### Input data

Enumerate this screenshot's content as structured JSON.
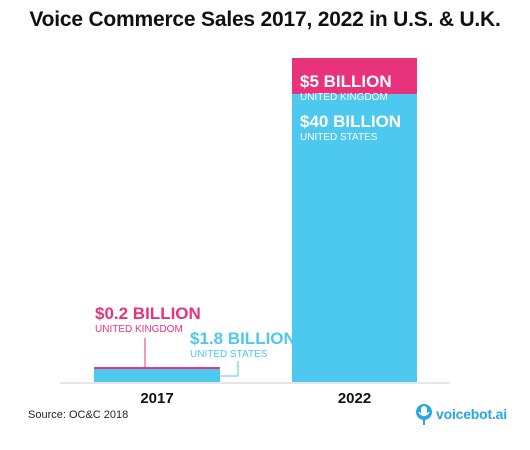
{
  "chart_data": {
    "type": "bar",
    "stacked": true,
    "title": "Voice Commerce Sales 2017, 2022 in U.S. & U.K.",
    "categories": [
      "2017",
      "2022"
    ],
    "unit": "billion USD",
    "ylim": [
      0,
      45
    ],
    "series": [
      {
        "name": "UNITED STATES",
        "color": "#4dc8ee",
        "values": [
          1.8,
          40
        ],
        "labels": [
          "$1.8 BILLION",
          "$40 BILLION"
        ]
      },
      {
        "name": "UNITED KINGDOM",
        "color": "#e8327c",
        "values": [
          0.2,
          5
        ],
        "labels": [
          "$0.2 BILLION",
          "$5 BILLION"
        ]
      }
    ]
  },
  "source": "Source: OC&C 2018",
  "brand": {
    "name": "voicebot.ai",
    "icon": "voicebot-logo-icon",
    "color": "#2aa7df"
  }
}
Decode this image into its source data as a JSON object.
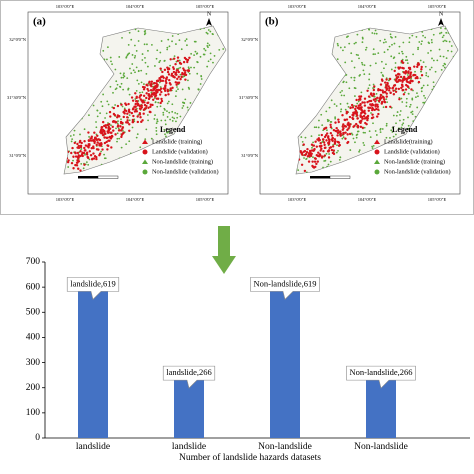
{
  "maps": [
    {
      "label": "(a)",
      "north": "N",
      "legend_title": "Legend",
      "legend_items": [
        "Landslide (training)",
        "Landslide (validation)",
        "Non-landslide (training)",
        "Non-landslide (validation)"
      ],
      "lon_labels": [
        "103°0'0\"E",
        "104°0'0\"E",
        "105°0'0\"E"
      ],
      "lat_labels": [
        "32°0'0\"N",
        "31°30'0\"N",
        "31°0'0\"N"
      ]
    },
    {
      "label": "(b)",
      "north": "N",
      "legend_title": "Legend",
      "legend_items": [
        "Landslide(training)",
        "Landslide (validation)",
        "Non-landslide (training)",
        "Non-landslide (validation)"
      ],
      "lon_labels": [
        "103°0'0\"E",
        "104°0'0\"E",
        "105°0'0\"E"
      ],
      "lat_labels": [
        "32°0'0\"N",
        "31°30'0\"N",
        "31°0'0\"N"
      ]
    }
  ],
  "chart_data": {
    "type": "bar",
    "x_label": "Number of landslide hazards datasets",
    "categories": [
      "landslide",
      "landslide",
      "Non-landslide",
      "Non-landslide"
    ],
    "values": [
      619,
      266,
      619,
      266
    ],
    "value_labels": [
      "landslide,619",
      "landslide,266",
      "Non-landslide,619",
      "Non-landslide,266"
    ],
    "color": "#4472c4",
    "ylim": [
      0,
      700
    ],
    "yticks": [
      0,
      100,
      200,
      300,
      400,
      500,
      600,
      700
    ]
  }
}
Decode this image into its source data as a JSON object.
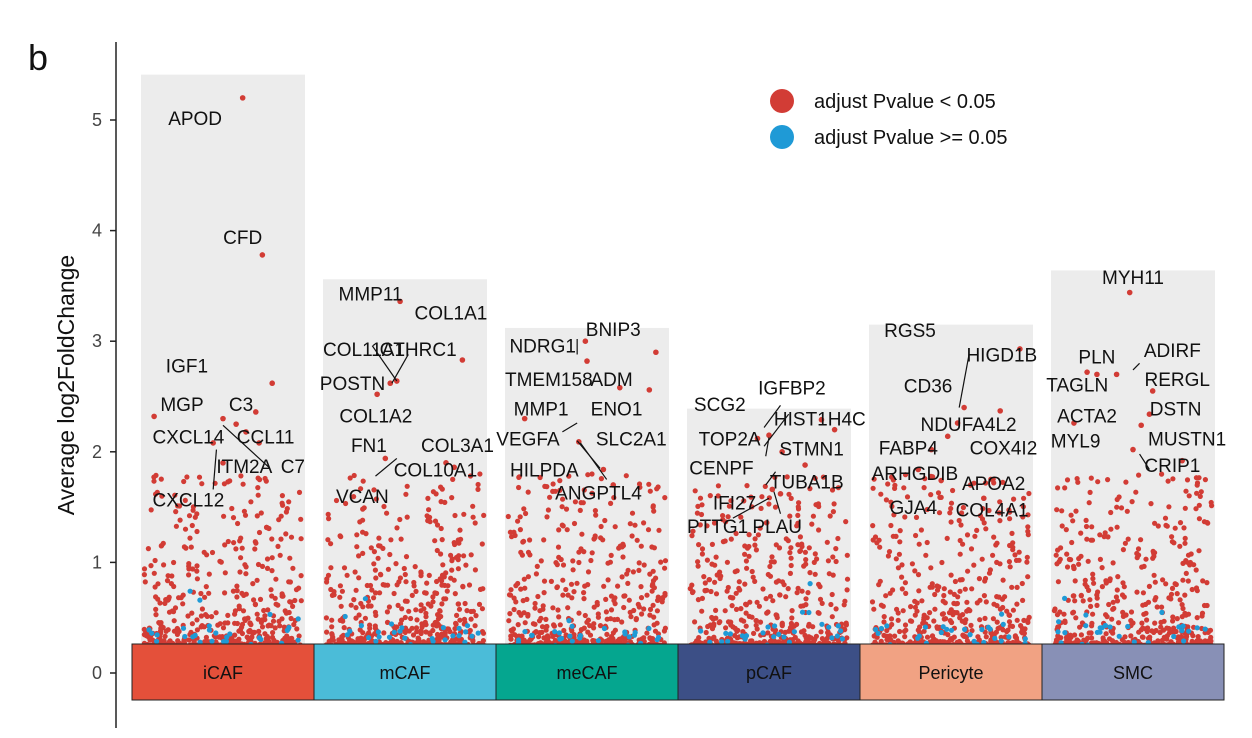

######

*What is needed*:
Ignore the images and quote every line of the listing exactly.

*Expected answer*:
Enumerate this screenshot's content as structured JSON.
{
  "chart_data": {
    "type": "bar",
    "stacked": true,
    "title": "Voice Commerce Sales 2017, 2022 in U.S. & U.K.",
    "categories": [
      "2017",
      "2022"
    ],
    "unit": "billion USD",
    "ylim": [
      0,
      45
    ],
    "series": [
      {
        "name": "UNITED STATES",
        "color": "#4dc8ee",
        "values": [
          1.8,
          40
        ],
        "labels": [
          "$1.8 BILLION",
          "$40 BILLION"
        ]
      },
      {
        "name": "UNITED KINGDOM",
        "color": "#e8327c",
        "values": [
          0.2,
          5
        ],
        "labels": [
          "$0.2 BILLION",
          "$5 BILLION"
        ]
      }
    ]
  },
  "source": "Source: OC&C 2018",
  "brand": {
    "name": "voicebot.ai",
    "icon": "voicebot-logo-icon",
    "color": "#2aa7df"
  }
}
Decode this image into its source data as a JSON object.
{
  "maps": [
    {
      "label": "(a)",
      "north": "N",
      "legend_title": "Legend",
      "legend_items": [
        "Landslide (training)",
        "Landslide (validation)",
        "Non-landslide (training)",
        "Non-landslide (validation)"
      ],
      "lon_labels": [
        "103°0'0\"E",
        "104°0'0\"E",
        "105°0'0\"E"
      ],
      "lat_labels": [
        "32°0'0\"N",
        "31°30'0\"N",
        "31°0'0\"N"
      ]
    },
    {
      "label": "(b)",
      "north": "N",
      "legend_title": "Legend",
      "legend_items": [
        "Landslide(training)",
        "Landslide (validation)",
        "Non-landslide (training)",
        "Non-landslide (validation)"
      ],
      "lon_labels": [
        "103°0'0\"E",
        "104°0'0\"E",
        "105°0'0\"E"
      ],
      "lat_labels": [
        "32°0'0\"N",
        "31°30'0\"N",
        "31°0'0\"N"
      ]
    }
  ],
  "chart_data": {
    "type": "bar",
    "x_label": "Number of landslide hazards datasets",
    "categories": [
      "landslide",
      "landslide",
      "Non-landslide",
      "Non-landslide"
    ],
    "values": [
      619,
      266,
      619,
      266
    ],
    "value_labels": [
      "landslide,619",
      "landslide,266",
      "Non-landslide,619",
      "Non-landslide,266"
    ],
    "color": "#4472c4",
    "ylim": [
      0,
      700
    ],
    "yticks": [
      0,
      100,
      200,
      300,
      400,
      500,
      600,
      700
    ]
  }
}
Decode this image into its source data as a JSON object.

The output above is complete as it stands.